TASK INSTRUCTIONS
Copy every line of the data exactly, leaving nothing out.

::::

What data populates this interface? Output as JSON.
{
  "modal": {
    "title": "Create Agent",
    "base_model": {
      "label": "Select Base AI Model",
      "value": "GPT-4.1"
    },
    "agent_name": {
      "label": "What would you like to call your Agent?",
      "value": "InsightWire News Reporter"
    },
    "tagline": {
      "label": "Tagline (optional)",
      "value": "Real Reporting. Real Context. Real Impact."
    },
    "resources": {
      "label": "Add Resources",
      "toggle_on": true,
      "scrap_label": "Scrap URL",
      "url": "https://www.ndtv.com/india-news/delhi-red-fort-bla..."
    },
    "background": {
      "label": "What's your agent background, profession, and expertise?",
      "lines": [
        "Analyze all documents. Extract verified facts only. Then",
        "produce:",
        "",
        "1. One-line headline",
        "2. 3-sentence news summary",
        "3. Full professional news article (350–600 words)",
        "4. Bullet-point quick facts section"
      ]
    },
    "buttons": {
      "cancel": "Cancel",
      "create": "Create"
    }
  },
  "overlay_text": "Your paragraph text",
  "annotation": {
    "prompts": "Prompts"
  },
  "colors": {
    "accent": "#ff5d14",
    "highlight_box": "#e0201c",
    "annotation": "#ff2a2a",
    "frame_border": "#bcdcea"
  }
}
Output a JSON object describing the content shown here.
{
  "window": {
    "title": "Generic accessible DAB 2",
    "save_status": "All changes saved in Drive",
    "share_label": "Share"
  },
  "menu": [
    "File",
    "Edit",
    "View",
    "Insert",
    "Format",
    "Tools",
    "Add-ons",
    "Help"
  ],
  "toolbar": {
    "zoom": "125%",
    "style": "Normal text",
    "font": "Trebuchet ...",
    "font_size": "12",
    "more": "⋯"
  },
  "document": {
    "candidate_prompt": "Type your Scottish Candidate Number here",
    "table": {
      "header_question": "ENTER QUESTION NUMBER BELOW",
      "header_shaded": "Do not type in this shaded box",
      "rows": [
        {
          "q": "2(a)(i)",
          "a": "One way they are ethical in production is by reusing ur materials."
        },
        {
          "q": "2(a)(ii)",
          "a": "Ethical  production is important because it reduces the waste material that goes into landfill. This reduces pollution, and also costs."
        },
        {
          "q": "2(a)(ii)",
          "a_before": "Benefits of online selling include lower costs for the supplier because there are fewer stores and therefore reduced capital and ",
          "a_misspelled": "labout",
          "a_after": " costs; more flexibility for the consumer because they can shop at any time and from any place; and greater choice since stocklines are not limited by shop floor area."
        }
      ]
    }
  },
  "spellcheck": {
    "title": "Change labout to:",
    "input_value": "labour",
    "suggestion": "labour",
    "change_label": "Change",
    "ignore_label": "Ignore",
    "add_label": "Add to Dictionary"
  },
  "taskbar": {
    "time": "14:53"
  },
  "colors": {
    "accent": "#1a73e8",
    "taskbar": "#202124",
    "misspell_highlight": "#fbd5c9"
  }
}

::::

EXERCISE ANSWER
What data populates this interface? Output as JSON.
{
  "modal": {
    "title": "Create Agent",
    "base_model": {
      "label": "Select Base AI Model",
      "value": "GPT-4.1"
    },
    "agent_name": {
      "label": "What would you like to call your Agent?",
      "value": "InsightWire News Reporter"
    },
    "tagline": {
      "label": "Tagline (optional)",
      "value": "Real Reporting. Real Context. Real Impact."
    },
    "resources": {
      "label": "Add Resources",
      "toggle_on": true,
      "scrap_label": "Scrap URL",
      "url": "https://www.ndtv.com/india-news/delhi-red-fort-bla..."
    },
    "background": {
      "label": "What's your agent background, profession, and expertise?",
      "lines": [
        "Analyze all documents. Extract verified facts only. Then",
        "produce:",
        "",
        "1. One-line headline",
        "2. 3-sentence news summary",
        "3. Full professional news article (350–600 words)",
        "4. Bullet-point quick facts section"
      ]
    },
    "buttons": {
      "cancel": "Cancel",
      "create": "Create"
    }
  },
  "overlay_text": "Your paragraph text",
  "annotation": {
    "prompts": "Prompts"
  },
  "colors": {
    "accent": "#ff5d14",
    "highlight_box": "#e0201c",
    "annotation": "#ff2a2a",
    "frame_border": "#bcdcea"
  }
}
Output a JSON object describing the content shown here.
{
  "window": {
    "title": "Generic accessible DAB 2",
    "save_status": "All changes saved in Drive",
    "share_label": "Share"
  },
  "menu": [
    "File",
    "Edit",
    "View",
    "Insert",
    "Format",
    "Tools",
    "Add-ons",
    "Help"
  ],
  "toolbar": {
    "zoom": "125%",
    "style": "Normal text",
    "font": "Trebuchet ...",
    "font_size": "12",
    "more": "⋯"
  },
  "document": {
    "candidate_prompt": "Type your Scottish Candidate Number here",
    "table": {
      "header_question": "ENTER QUESTION NUMBER BELOW",
      "header_shaded": "Do not type in this shaded box",
      "rows": [
        {
          "q": "2(a)(i)",
          "a": "One way they are ethical in production is by reusing ur materials."
        },
        {
          "q": "2(a)(ii)",
          "a": "Ethical  production is important because it reduces the waste material that goes into landfill. This reduces pollution, and also costs."
        },
        {
          "q": "2(a)(ii)",
          "a_before": "Benefits of online selling include lower costs for the supplier because there are fewer stores and therefore reduced capital and ",
          "a_misspelled": "labout",
          "a_after": " costs; more flexibility for the consumer because they can shop at any time and from any place; and greater choice since stocklines are not limited by shop floor area."
        }
      ]
    }
  },
  "spellcheck": {
    "title": "Change labout to:",
    "input_value": "labour",
    "suggestion": "labour",
    "change_label": "Change",
    "ignore_label": "Ignore",
    "add_label": "Add to Dictionary"
  },
  "taskbar": {
    "time": "14:53"
  },
  "colors": {
    "accent": "#1a73e8",
    "taskbar": "#202124",
    "misspell_highlight": "#fbd5c9"
  }
}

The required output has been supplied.